» **Aim of the task**: Give back every line exactly as it appears, pictures excluded.

═══

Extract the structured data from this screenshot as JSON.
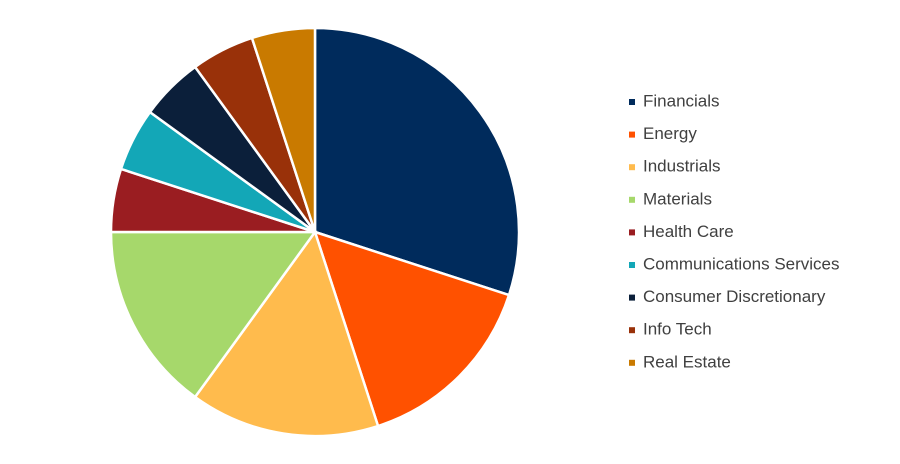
{
  "chart_data": {
    "type": "pie",
    "categories": [
      "Financials",
      "Energy",
      "Industrials",
      "Materials",
      "Health Care",
      "Communications Services",
      "Consumer Discretionary",
      "Info Tech",
      "Real Estate"
    ],
    "values": [
      30,
      15,
      15,
      15,
      5,
      5,
      5,
      5,
      5
    ],
    "colors": [
      "#002b5c",
      "#ff5100",
      "#ffbb4d",
      "#a6d86b",
      "#9a1d21",
      "#13a7b7",
      "#0b1f3a",
      "#993109",
      "#c97a00"
    ],
    "legend": "right"
  }
}
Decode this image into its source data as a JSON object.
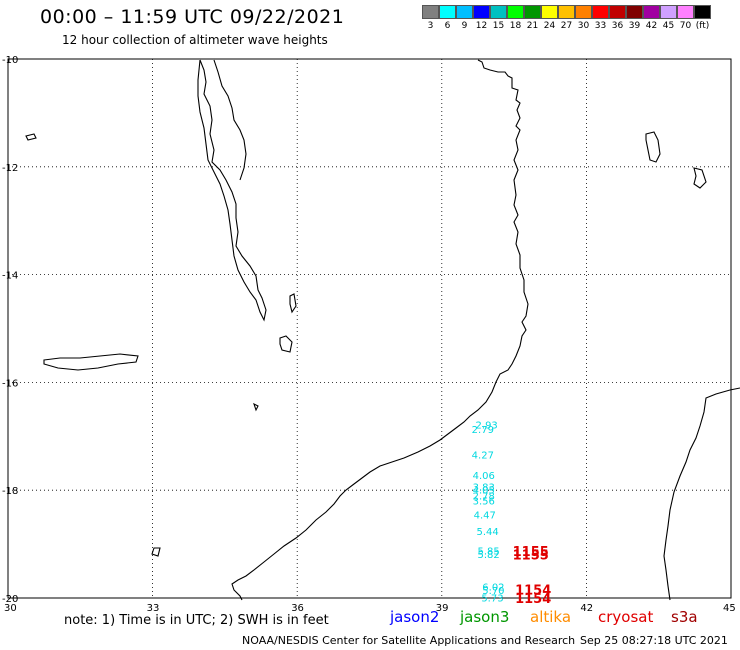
{
  "header": {
    "title": "00:00 – 11:59 UTC 09/22/2021",
    "subtitle": "12 hour collection of altimeter wave heights"
  },
  "legend": {
    "colors": [
      "#808080",
      "#00ffff",
      "#00bfff",
      "#0000ff",
      "#00c0c0",
      "#00ff00",
      "#009600",
      "#ffff00",
      "#ffc000",
      "#ff8000",
      "#ff0000",
      "#c00000",
      "#800000",
      "#a000a0",
      "#d0a0ff",
      "#ff80ff",
      "#000000"
    ],
    "labels": [
      "3",
      "6",
      "9",
      "12",
      "15",
      "18",
      "21",
      "24",
      "27",
      "30",
      "33",
      "36",
      "39",
      "42",
      "45",
      "70",
      "(ft)"
    ]
  },
  "map": {
    "lon_ticks": [
      "30",
      "33",
      "36",
      "39",
      "42",
      "45"
    ],
    "lat_ticks": [
      "-10",
      "-12",
      "-14",
      "-16",
      "-18",
      "-20"
    ],
    "lon_range": [
      30,
      45
    ],
    "lat_range": [
      -20,
      -10
    ],
    "grid": true,
    "track_color": "#00d8e0",
    "time_color": "#e00000",
    "wave_heights": [
      {
        "lon": 39.7,
        "lat": -16.78,
        "text": "2.93"
      },
      {
        "lon": 39.62,
        "lat": -16.86,
        "text": "2.79"
      },
      {
        "lon": 39.62,
        "lat": -17.34,
        "text": "4.27"
      },
      {
        "lon": 39.64,
        "lat": -17.72,
        "text": "4.06"
      },
      {
        "lon": 39.64,
        "lat": -17.93,
        "text": "3.83"
      },
      {
        "lon": 39.64,
        "lat": -17.99,
        "text": "4.05"
      },
      {
        "lon": 39.64,
        "lat": -18.1,
        "text": "2.78"
      },
      {
        "lon": 39.64,
        "lat": -18.19,
        "text": "3.56"
      },
      {
        "lon": 39.66,
        "lat": -18.45,
        "text": "4.47"
      },
      {
        "lon": 39.72,
        "lat": -18.76,
        "text": "5.44"
      },
      {
        "lon": 39.74,
        "lat": -19.12,
        "text": "5.85"
      },
      {
        "lon": 39.74,
        "lat": -19.18,
        "text": "5.82"
      },
      {
        "lon": 39.84,
        "lat": -19.79,
        "text": "6.02"
      },
      {
        "lon": 39.84,
        "lat": -19.85,
        "text": "5.70"
      },
      {
        "lon": 39.82,
        "lat": -19.99,
        "text": "5.73"
      }
    ],
    "pass_times": [
      {
        "lon": 40.47,
        "lat": -19.13,
        "text": "1155"
      },
      {
        "lon": 40.47,
        "lat": -19.19,
        "text": "1155"
      },
      {
        "lon": 40.52,
        "lat": -19.84,
        "text": "1154"
      },
      {
        "lon": 40.52,
        "lat": -20.0,
        "text": "1154"
      }
    ]
  },
  "footer": {
    "note": "note: 1) Time is in UTC; 2) SWH is in feet",
    "satellites": [
      {
        "name": "jason2",
        "color": "#0000ff"
      },
      {
        "name": "jason3",
        "color": "#009600"
      },
      {
        "name": "altika",
        "color": "#ff8c00"
      },
      {
        "name": "cryosat",
        "color": "#e00000"
      },
      {
        "name": "s3a",
        "color": "#a00000"
      }
    ],
    "credit": "NOAA/NESDIS Center for Satellite Applications and Research",
    "timestamp": "Sep 25 08:27:18 UTC 2021"
  }
}
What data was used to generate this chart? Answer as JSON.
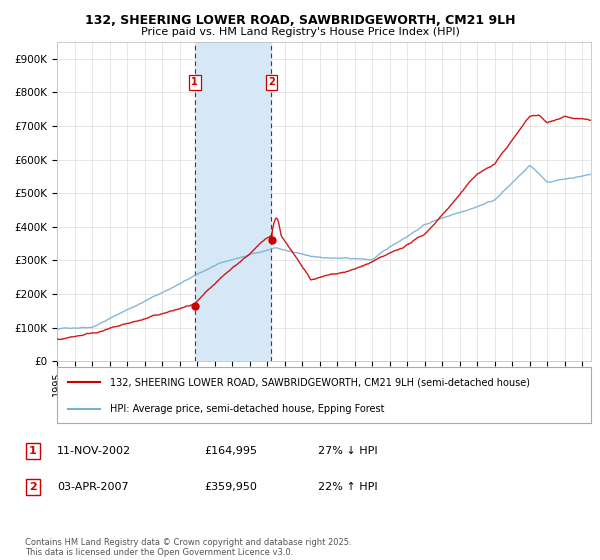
{
  "title": "132, SHEERING LOWER ROAD, SAWBRIDGEWORTH, CM21 9LH",
  "subtitle": "Price paid vs. HM Land Registry's House Price Index (HPI)",
  "house_label": "132, SHEERING LOWER ROAD, SAWBRIDGEWORTH, CM21 9LH (semi-detached house)",
  "hpi_label": "HPI: Average price, semi-detached house, Epping Forest",
  "house_color": "#cc0000",
  "hpi_color": "#7ab0d4",
  "sale1_date_num": 2002.87,
  "sale1_price": 164995,
  "sale2_date_num": 2007.25,
  "sale2_price": 359950,
  "shading_color": "#d6e8f5",
  "vline_color": "#cc0000",
  "ylim": [
    0,
    950000
  ],
  "xlim": [
    1995.0,
    2025.5
  ],
  "ylabel_ticks": [
    0,
    100000,
    200000,
    300000,
    400000,
    500000,
    600000,
    700000,
    800000,
    900000
  ],
  "ylabel_labels": [
    "£0",
    "£100K",
    "£200K",
    "£300K",
    "£400K",
    "£500K",
    "£600K",
    "£700K",
    "£800K",
    "£900K"
  ],
  "footnote": "Contains HM Land Registry data © Crown copyright and database right 2025.\nThis data is licensed under the Open Government Licence v3.0.",
  "background_color": "#ffffff",
  "grid_color": "#dddddd",
  "sale1_date_str": "11-NOV-2002",
  "sale1_price_str": "£164,995",
  "sale1_hpi_str": "27% ↓ HPI",
  "sale2_date_str": "03-APR-2007",
  "sale2_price_str": "£359,950",
  "sale2_hpi_str": "22% ↑ HPI"
}
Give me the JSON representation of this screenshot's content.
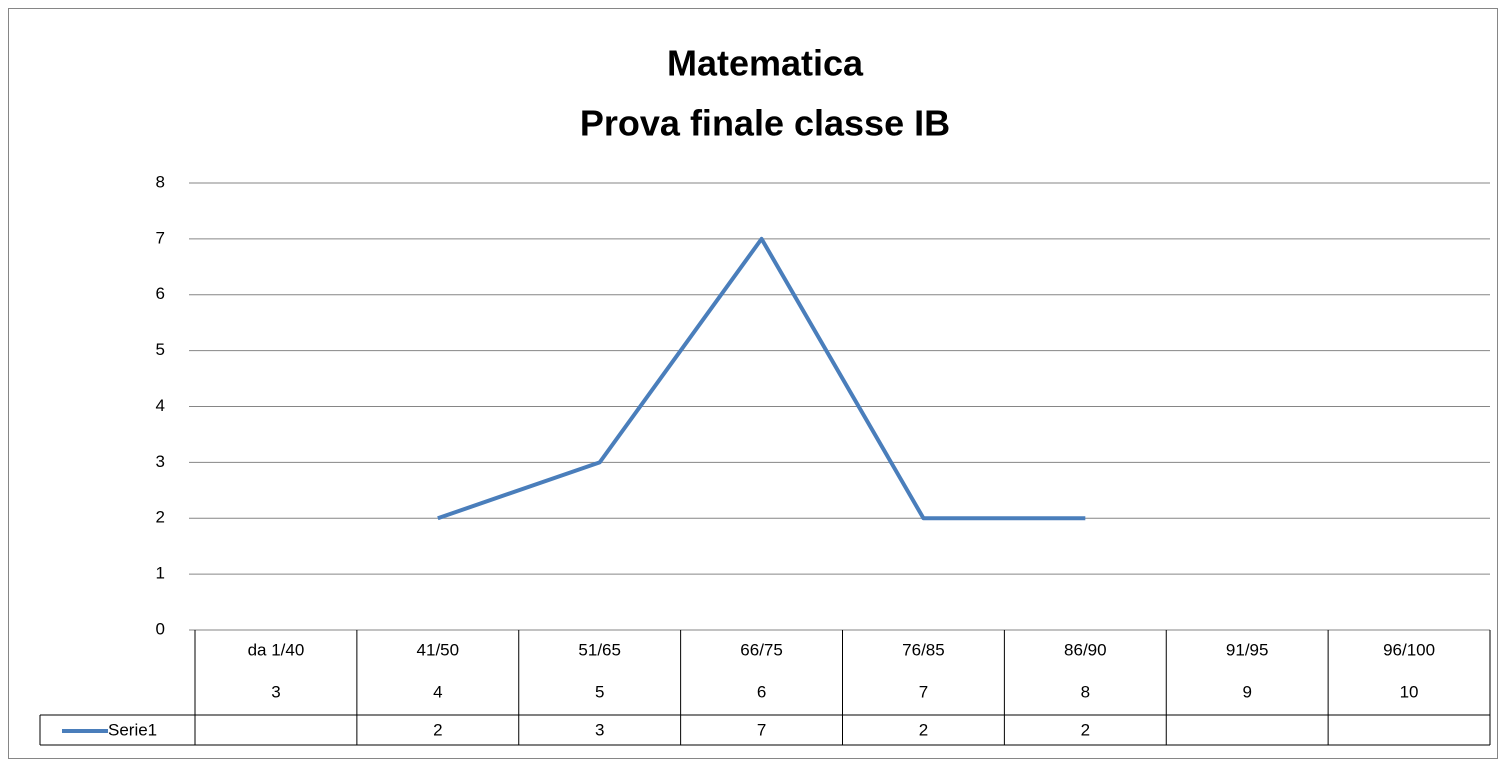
{
  "chart_data": {
    "type": "line",
    "title": [
      "Matematica",
      "Prova finale classe IB"
    ],
    "categories": [
      "da 1/40",
      "41/50",
      "51/65",
      "66/75",
      "76/85",
      "86/90",
      "91/95",
      "96/100"
    ],
    "subcategories": [
      "3",
      "4",
      "5",
      "6",
      "7",
      "8",
      "9",
      "10"
    ],
    "series": [
      {
        "name": "Serie1",
        "color": "#4a7ebb",
        "values": [
          null,
          2,
          3,
          7,
          2,
          2,
          null,
          null
        ]
      }
    ],
    "ylim": [
      0,
      8
    ],
    "yticks": [
      0,
      1,
      2,
      3,
      4,
      5,
      6,
      7,
      8
    ],
    "grid": true,
    "data_table": true
  }
}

═══

» **Solution to this problem**:
Extract the structured data from this screenshot as JSON.
{
  "chart_data": {
    "type": "pie",
    "categories": [
      "Financials",
      "Energy",
      "Industrials",
      "Materials",
      "Health Care",
      "Communications Services",
      "Consumer Discretionary",
      "Info Tech",
      "Real Estate"
    ],
    "values": [
      30,
      15,
      15,
      15,
      5,
      5,
      5,
      5,
      5
    ],
    "colors": [
      "#002b5c",
      "#ff5100",
      "#ffbb4d",
      "#a6d86b",
      "#9a1d21",
      "#13a7b7",
      "#0b1f3a",
      "#993109",
      "#c97a00"
    ],
    "legend": "right"
  }
}
Decode this image into its source data as a JSON object.
{
  "header": {
    "title": "00:00 – 11:59 UTC 09/22/2021",
    "subtitle": "12 hour collection of altimeter wave heights"
  },
  "legend": {
    "colors": [
      "#808080",
      "#00ffff",
      "#00bfff",
      "#0000ff",
      "#00c0c0",
      "#00ff00",
      "#009600",
      "#ffff00",
      "#ffc000",
      "#ff8000",
      "#ff0000",
      "#c00000",
      "#800000",
      "#a000a0",
      "#d0a0ff",
      "#ff80ff",
      "#000000"
    ],
    "labels": [
      "3",
      "6",
      "9",
      "12",
      "15",
      "18",
      "21",
      "24",
      "27",
      "30",
      "33",
      "36",
      "39",
      "42",
      "45",
      "70",
      "(ft)"
    ]
  },
  "map": {
    "lon_ticks": [
      "30",
      "33",
      "36",
      "39",
      "42",
      "45"
    ],
    "lat_ticks": [
      "-10",
      "-12",
      "-14",
      "-16",
      "-18",
      "-20"
    ],
    "lon_range": [
      30,
      45
    ],
    "lat_range": [
      -20,
      -10
    ],
    "grid": true,
    "track_color": "#00d8e0",
    "time_color": "#e00000",
    "wave_heights": [
      {
        "lon": 39.7,
        "lat": -16.78,
        "text": "2.93"
      },
      {
        "lon": 39.62,
        "lat": -16.86,
        "text": "2.79"
      },
      {
        "lon": 39.62,
        "lat": -17.34,
        "text": "4.27"
      },
      {
        "lon": 39.64,
        "lat": -17.72,
        "text": "4.06"
      },
      {
        "lon": 39.64,
        "lat": -17.93,
        "text": "3.83"
      },
      {
        "lon": 39.64,
        "lat": -17.99,
        "text": "4.05"
      },
      {
        "lon": 39.64,
        "lat": -18.1,
        "text": "2.78"
      },
      {
        "lon": 39.64,
        "lat": -18.19,
        "text": "3.56"
      },
      {
        "lon": 39.66,
        "lat": -18.45,
        "text": "4.47"
      },
      {
        "lon": 39.72,
        "lat": -18.76,
        "text": "5.44"
      },
      {
        "lon": 39.74,
        "lat": -19.12,
        "text": "5.85"
      },
      {
        "lon": 39.74,
        "lat": -19.18,
        "text": "5.82"
      },
      {
        "lon": 39.84,
        "lat": -19.79,
        "text": "6.02"
      },
      {
        "lon": 39.84,
        "lat": -19.85,
        "text": "5.70"
      },
      {
        "lon": 39.82,
        "lat": -19.99,
        "text": "5.73"
      }
    ],
    "pass_times": [
      {
        "lon": 40.47,
        "lat": -19.13,
        "text": "1155"
      },
      {
        "lon": 40.47,
        "lat": -19.19,
        "text": "1155"
      },
      {
        "lon": 40.52,
        "lat": -19.84,
        "text": "1154"
      },
      {
        "lon": 40.52,
        "lat": -20.0,
        "text": "1154"
      }
    ]
  },
  "footer": {
    "note": "note: 1) Time is in UTC; 2) SWH is in feet",
    "satellites": [
      {
        "name": "jason2",
        "color": "#0000ff"
      },
      {
        "name": "jason3",
        "color": "#009600"
      },
      {
        "name": "altika",
        "color": "#ff8c00"
      },
      {
        "name": "cryosat",
        "color": "#e00000"
      },
      {
        "name": "s3a",
        "color": "#a00000"
      }
    ],
    "credit": "NOAA/NESDIS Center for Satellite Applications and Research",
    "timestamp": "Sep 25 08:27:18 UTC 2021"
  }
}
What data was used to generate this chart? Answer as JSON.
{
  "title": "132, SHEERING LOWER ROAD, SAWBRIDGEWORTH, CM21 9LH",
  "subtitle": "Price paid vs. HM Land Registry's House Price Index (HPI)",
  "house_label": "132, SHEERING LOWER ROAD, SAWBRIDGEWORTH, CM21 9LH (semi-detached house)",
  "hpi_label": "HPI: Average price, semi-detached house, Epping Forest",
  "house_color": "#cc0000",
  "hpi_color": "#7ab0d4",
  "sale1_date_num": 2002.87,
  "sale1_price": 164995,
  "sale2_date_num": 2007.25,
  "sale2_price": 359950,
  "shading_color": "#d6e8f5",
  "vline_color": "#cc0000",
  "ylim": [
    0,
    950000
  ],
  "xlim": [
    1995.0,
    2025.5
  ],
  "ylabel_ticks": [
    0,
    100000,
    200000,
    300000,
    400000,
    500000,
    600000,
    700000,
    800000,
    900000
  ],
  "ylabel_labels": [
    "£0",
    "£100K",
    "£200K",
    "£300K",
    "£400K",
    "£500K",
    "£600K",
    "£700K",
    "£800K",
    "£900K"
  ],
  "footnote": "Contains HM Land Registry data © Crown copyright and database right 2025.\nThis data is licensed under the Open Government Licence v3.0.",
  "background_color": "#ffffff",
  "grid_color": "#dddddd",
  "sale1_date_str": "11-NOV-2002",
  "sale1_price_str": "£164,995",
  "sale1_hpi_str": "27% ↓ HPI",
  "sale2_date_str": "03-APR-2007",
  "sale2_price_str": "£359,950",
  "sale2_hpi_str": "22% ↑ HPI"
}
Give me the JSON representation of this screenshot's content.
{
  "chart_data": {
    "type": "line",
    "title": [
      "Matematica",
      "Prova finale classe IB"
    ],
    "categories": [
      "da 1/40",
      "41/50",
      "51/65",
      "66/75",
      "76/85",
      "86/90",
      "91/95",
      "96/100"
    ],
    "subcategories": [
      "3",
      "4",
      "5",
      "6",
      "7",
      "8",
      "9",
      "10"
    ],
    "series": [
      {
        "name": "Serie1",
        "color": "#4a7ebb",
        "values": [
          null,
          2,
          3,
          7,
          2,
          2,
          null,
          null
        ]
      }
    ],
    "ylim": [
      0,
      8
    ],
    "yticks": [
      0,
      1,
      2,
      3,
      4,
      5,
      6,
      7,
      8
    ],
    "grid": true,
    "data_table": true
  }
}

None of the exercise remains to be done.